What you are asked to do ::
For each line below that contains the string "Κυβέρνησις", copy that line.

Material provided ::
[Start]

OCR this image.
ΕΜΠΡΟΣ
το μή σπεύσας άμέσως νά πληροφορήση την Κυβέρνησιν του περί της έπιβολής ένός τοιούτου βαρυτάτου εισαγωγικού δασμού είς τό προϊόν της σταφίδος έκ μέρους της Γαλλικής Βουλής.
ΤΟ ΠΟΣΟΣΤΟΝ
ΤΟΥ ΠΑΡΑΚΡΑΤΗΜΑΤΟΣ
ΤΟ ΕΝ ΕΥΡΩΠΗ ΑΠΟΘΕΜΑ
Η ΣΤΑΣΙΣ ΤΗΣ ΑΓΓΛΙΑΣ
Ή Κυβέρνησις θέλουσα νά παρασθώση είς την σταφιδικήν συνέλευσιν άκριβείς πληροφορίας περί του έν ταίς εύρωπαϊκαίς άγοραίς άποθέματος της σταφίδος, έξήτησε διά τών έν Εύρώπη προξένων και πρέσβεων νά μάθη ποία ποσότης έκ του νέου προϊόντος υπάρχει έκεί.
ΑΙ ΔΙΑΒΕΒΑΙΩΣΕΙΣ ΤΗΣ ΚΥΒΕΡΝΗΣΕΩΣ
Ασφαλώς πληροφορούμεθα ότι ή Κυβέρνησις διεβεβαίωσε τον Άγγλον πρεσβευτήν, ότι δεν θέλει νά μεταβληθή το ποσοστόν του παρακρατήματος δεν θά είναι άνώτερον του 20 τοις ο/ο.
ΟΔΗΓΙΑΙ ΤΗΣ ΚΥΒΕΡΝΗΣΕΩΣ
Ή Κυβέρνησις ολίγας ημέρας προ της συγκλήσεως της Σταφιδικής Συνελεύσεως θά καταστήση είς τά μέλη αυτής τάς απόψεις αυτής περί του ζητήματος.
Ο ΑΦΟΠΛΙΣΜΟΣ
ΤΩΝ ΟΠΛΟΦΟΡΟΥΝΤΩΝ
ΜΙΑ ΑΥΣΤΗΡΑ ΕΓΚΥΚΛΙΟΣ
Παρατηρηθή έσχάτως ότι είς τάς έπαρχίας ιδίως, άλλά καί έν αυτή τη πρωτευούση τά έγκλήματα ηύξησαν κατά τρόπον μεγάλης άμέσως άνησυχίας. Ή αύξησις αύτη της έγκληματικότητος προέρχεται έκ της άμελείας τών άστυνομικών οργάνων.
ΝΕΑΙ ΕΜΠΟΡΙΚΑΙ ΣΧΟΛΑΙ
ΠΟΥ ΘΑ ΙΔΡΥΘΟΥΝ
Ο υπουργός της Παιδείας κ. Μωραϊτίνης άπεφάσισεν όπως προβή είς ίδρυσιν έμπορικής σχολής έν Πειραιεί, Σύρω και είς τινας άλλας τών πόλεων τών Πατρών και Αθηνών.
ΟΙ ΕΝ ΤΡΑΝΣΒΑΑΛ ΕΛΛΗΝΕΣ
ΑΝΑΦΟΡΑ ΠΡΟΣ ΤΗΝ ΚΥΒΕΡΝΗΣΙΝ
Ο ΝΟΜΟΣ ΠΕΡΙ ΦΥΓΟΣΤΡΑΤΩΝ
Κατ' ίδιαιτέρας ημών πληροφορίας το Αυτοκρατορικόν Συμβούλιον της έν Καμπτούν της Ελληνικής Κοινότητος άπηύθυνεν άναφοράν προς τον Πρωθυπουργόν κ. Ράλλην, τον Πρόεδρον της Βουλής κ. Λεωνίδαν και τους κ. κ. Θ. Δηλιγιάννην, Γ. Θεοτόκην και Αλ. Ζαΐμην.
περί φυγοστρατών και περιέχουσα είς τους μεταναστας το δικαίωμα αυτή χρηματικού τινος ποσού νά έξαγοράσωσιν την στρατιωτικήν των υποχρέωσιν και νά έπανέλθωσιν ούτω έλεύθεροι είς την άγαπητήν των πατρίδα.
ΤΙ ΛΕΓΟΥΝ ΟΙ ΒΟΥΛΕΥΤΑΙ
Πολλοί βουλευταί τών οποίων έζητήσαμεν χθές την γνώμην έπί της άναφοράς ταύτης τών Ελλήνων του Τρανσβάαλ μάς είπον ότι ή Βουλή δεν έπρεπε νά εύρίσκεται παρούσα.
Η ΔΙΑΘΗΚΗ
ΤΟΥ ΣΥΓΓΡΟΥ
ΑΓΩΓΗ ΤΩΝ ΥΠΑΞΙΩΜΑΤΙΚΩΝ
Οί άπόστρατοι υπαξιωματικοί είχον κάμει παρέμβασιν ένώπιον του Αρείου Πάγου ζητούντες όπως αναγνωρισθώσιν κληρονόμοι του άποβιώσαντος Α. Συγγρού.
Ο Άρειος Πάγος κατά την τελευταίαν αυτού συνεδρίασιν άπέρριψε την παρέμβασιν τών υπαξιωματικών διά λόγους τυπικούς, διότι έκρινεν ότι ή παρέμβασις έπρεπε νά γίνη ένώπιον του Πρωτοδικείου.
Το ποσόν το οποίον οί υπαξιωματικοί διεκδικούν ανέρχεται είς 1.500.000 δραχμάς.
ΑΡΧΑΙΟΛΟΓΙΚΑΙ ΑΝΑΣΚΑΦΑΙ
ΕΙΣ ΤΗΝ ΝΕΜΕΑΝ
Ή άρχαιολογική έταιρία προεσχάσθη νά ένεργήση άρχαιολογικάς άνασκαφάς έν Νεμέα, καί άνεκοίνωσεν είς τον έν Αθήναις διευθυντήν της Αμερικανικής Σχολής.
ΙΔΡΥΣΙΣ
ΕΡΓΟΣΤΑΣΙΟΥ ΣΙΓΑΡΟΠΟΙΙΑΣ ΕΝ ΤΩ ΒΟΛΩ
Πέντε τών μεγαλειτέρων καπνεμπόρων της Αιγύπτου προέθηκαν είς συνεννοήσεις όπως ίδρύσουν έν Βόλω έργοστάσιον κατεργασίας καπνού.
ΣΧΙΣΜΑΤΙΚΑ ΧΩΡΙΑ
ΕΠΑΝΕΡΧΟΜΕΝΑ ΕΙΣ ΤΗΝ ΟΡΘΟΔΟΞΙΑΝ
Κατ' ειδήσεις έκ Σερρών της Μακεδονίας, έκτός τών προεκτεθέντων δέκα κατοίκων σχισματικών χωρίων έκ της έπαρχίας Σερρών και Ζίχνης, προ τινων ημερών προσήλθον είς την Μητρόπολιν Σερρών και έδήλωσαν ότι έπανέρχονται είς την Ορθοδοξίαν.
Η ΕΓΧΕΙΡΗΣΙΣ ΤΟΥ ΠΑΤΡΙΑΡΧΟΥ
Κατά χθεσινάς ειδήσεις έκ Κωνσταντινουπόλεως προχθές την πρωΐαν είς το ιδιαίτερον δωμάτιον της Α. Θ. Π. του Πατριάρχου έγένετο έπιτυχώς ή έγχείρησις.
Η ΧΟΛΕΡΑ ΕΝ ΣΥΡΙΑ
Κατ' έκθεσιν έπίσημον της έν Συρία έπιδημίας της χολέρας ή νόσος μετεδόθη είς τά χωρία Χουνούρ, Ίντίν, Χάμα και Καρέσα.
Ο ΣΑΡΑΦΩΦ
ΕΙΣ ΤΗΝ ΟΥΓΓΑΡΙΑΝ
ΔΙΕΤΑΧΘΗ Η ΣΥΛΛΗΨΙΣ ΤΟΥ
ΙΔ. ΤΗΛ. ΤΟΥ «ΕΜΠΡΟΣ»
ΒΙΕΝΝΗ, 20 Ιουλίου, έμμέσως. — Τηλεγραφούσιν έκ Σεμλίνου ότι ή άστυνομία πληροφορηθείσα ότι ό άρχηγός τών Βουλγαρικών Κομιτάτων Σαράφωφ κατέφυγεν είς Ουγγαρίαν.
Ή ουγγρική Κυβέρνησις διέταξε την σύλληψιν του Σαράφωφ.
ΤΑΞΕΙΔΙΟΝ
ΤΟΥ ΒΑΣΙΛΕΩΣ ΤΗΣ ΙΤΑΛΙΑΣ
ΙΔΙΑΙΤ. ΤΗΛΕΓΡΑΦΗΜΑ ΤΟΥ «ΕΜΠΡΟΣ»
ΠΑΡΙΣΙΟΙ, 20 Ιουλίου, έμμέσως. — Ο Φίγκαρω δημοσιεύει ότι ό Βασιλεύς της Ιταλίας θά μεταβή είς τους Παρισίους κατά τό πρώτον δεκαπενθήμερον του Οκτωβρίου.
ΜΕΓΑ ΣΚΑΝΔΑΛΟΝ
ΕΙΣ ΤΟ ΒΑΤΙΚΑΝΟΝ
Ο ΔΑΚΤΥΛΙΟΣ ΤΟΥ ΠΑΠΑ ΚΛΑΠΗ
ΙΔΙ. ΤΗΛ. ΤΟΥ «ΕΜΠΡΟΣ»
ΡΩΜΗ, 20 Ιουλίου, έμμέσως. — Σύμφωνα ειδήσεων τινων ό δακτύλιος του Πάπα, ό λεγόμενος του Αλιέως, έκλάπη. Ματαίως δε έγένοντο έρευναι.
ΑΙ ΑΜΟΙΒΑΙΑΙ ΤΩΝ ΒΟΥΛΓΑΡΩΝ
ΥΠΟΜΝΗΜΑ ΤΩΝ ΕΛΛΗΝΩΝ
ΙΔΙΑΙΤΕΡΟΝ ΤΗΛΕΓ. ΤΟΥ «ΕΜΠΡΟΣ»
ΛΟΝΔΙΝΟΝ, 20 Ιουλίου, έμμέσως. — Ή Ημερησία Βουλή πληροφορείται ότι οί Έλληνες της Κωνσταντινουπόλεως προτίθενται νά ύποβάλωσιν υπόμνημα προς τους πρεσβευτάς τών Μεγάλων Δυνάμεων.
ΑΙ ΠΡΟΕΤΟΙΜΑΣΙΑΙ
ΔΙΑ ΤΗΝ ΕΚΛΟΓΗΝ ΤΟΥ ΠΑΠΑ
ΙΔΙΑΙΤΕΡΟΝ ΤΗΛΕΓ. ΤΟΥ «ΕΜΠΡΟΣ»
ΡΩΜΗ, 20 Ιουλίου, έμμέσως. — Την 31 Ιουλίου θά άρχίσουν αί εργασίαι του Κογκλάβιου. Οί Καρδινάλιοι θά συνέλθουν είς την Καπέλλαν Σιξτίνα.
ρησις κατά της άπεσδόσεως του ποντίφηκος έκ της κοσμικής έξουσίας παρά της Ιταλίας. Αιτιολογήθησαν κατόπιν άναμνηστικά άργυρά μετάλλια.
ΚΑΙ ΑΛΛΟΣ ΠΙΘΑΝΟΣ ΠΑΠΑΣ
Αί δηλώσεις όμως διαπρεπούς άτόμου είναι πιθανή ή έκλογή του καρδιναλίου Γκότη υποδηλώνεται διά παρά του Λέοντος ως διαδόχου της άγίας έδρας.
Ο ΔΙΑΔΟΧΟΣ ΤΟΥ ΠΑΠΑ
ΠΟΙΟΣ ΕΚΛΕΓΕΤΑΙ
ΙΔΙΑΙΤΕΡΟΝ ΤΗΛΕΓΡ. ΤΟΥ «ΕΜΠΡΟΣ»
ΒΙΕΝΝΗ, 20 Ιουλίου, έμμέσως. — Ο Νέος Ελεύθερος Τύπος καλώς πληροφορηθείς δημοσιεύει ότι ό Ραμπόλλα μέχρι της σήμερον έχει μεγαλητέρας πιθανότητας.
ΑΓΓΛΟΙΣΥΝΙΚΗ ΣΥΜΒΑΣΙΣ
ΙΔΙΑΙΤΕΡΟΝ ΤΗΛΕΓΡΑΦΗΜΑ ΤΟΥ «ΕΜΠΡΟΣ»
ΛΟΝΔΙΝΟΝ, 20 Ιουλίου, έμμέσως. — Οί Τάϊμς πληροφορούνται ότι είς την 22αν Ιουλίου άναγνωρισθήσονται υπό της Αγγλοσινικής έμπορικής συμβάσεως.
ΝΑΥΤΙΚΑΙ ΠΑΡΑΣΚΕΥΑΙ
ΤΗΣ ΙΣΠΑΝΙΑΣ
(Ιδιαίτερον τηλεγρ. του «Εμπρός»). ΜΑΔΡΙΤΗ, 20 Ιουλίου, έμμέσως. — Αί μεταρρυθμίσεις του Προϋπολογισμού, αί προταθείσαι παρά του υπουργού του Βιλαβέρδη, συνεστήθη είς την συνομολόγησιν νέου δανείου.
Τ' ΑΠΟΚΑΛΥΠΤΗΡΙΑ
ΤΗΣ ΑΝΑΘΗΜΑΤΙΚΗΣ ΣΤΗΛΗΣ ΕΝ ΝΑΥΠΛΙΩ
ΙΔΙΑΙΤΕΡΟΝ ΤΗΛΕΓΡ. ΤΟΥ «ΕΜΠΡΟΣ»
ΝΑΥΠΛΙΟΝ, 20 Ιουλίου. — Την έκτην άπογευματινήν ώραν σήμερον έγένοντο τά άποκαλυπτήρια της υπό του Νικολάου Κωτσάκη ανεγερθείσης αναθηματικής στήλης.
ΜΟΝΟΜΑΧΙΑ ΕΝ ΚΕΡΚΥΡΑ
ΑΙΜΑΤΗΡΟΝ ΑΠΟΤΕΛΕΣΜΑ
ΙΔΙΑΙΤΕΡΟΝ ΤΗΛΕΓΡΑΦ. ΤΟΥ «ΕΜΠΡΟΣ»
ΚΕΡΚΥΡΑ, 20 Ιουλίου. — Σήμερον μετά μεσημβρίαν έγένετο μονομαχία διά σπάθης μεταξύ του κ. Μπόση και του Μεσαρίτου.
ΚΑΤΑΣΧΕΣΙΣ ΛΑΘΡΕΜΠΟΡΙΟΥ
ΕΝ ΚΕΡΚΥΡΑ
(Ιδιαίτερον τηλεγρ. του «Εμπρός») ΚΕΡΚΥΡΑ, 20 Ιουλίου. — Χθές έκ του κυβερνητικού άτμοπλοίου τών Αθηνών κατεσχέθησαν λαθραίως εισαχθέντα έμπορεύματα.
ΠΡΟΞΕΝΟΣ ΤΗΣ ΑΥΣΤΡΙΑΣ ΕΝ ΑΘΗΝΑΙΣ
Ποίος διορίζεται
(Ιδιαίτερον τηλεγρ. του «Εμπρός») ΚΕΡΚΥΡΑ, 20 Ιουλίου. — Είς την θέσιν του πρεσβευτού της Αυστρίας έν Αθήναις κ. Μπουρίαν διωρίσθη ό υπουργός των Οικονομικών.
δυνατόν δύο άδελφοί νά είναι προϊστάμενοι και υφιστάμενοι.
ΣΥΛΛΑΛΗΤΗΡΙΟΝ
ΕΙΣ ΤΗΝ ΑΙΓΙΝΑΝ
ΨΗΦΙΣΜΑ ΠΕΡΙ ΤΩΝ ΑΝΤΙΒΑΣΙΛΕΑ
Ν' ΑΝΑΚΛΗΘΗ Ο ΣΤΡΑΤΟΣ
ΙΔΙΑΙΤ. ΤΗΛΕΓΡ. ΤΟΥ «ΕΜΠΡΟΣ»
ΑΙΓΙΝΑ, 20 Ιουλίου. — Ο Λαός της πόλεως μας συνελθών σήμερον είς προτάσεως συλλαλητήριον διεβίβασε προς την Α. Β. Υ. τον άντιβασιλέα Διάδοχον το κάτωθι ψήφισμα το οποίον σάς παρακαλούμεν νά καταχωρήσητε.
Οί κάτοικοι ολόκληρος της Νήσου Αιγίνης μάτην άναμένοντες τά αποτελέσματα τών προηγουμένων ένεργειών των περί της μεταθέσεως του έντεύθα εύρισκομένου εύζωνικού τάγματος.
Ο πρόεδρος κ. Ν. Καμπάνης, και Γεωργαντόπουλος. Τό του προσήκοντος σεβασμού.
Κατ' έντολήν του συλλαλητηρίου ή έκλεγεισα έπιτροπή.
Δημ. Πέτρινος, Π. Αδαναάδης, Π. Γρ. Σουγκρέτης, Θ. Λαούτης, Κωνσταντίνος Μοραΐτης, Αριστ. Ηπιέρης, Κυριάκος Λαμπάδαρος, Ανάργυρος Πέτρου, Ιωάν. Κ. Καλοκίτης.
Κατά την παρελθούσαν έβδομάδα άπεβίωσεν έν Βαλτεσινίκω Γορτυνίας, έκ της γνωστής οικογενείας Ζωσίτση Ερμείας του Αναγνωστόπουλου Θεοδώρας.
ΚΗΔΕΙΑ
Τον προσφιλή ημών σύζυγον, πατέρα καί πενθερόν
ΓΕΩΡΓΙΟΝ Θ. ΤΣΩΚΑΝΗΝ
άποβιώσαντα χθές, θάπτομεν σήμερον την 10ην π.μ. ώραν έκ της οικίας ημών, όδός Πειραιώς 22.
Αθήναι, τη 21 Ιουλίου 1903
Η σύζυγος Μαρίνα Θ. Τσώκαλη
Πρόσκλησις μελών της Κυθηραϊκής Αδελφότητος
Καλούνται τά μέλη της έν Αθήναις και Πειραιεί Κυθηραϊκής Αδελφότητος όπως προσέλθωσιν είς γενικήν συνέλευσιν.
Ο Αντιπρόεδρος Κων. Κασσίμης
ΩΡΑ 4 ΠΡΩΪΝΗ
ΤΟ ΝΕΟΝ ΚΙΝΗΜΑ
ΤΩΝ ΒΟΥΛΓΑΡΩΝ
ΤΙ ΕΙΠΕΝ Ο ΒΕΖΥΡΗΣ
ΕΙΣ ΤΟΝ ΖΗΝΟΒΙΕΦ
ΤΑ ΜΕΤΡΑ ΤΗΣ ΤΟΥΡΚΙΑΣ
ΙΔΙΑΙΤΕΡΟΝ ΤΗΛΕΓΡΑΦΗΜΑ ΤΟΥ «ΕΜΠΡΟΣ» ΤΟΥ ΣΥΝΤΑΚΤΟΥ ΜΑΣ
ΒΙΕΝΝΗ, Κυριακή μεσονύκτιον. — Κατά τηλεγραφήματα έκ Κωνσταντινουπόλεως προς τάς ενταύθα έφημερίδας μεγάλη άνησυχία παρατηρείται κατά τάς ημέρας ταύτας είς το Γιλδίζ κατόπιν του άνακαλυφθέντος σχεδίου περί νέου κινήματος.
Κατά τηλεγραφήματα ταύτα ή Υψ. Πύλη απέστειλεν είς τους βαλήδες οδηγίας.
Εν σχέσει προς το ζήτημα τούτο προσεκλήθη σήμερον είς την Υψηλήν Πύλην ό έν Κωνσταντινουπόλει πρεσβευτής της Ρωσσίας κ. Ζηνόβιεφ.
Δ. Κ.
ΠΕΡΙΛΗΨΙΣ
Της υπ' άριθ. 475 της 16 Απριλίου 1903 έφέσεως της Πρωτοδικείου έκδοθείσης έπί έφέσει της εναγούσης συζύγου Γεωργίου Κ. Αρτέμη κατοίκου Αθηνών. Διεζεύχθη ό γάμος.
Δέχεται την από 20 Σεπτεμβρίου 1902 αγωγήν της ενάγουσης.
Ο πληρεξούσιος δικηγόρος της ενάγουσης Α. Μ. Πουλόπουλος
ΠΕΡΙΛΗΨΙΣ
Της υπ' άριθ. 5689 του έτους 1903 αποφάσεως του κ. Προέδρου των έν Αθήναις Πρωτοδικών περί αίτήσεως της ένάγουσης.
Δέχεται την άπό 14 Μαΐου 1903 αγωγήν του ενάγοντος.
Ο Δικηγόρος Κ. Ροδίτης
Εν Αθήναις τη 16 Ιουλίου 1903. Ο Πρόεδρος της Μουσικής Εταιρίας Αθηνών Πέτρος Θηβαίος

[End]

Correct result ::
Ή Κυβέρνησις θέλουσα νά παρασθώση είς την σταφιδικήν συνέλευσιν άκριβείς πληροφορίας περί του έν ταίς εύρωπαϊκαίς άγοραίς άποθέματος της σταφίδος, έξήτησε διά τών έν Εύρώπη προξένων και πρέσβεων νά μάθη ποία ποσότης έκ του νέου προϊόντος υπάρχει έκεί.
Ασφαλώς πληροφορούμεθα ότι ή Κυβέρνησις διεβεβαίωσε τον Άγγλον πρεσβευτήν, ότι δεν θέλει νά μεταβληθή το ποσοστόν του παρακρατήματος δεν θά είναι άνώτερον του 20 τοις ο/ο.
Ή Κυβέρνησις ολίγας ημέρας προ της συγκλήσεως της Σταφιδικής Συνελεύσεως θά καταστήση είς τά μέλη αυτής τάς απόψεις αυτής περί του ζητήματος.
Ή ουγγρική Κυβέρνησις διέταξε την σύλληψιν του Σαράφωφ.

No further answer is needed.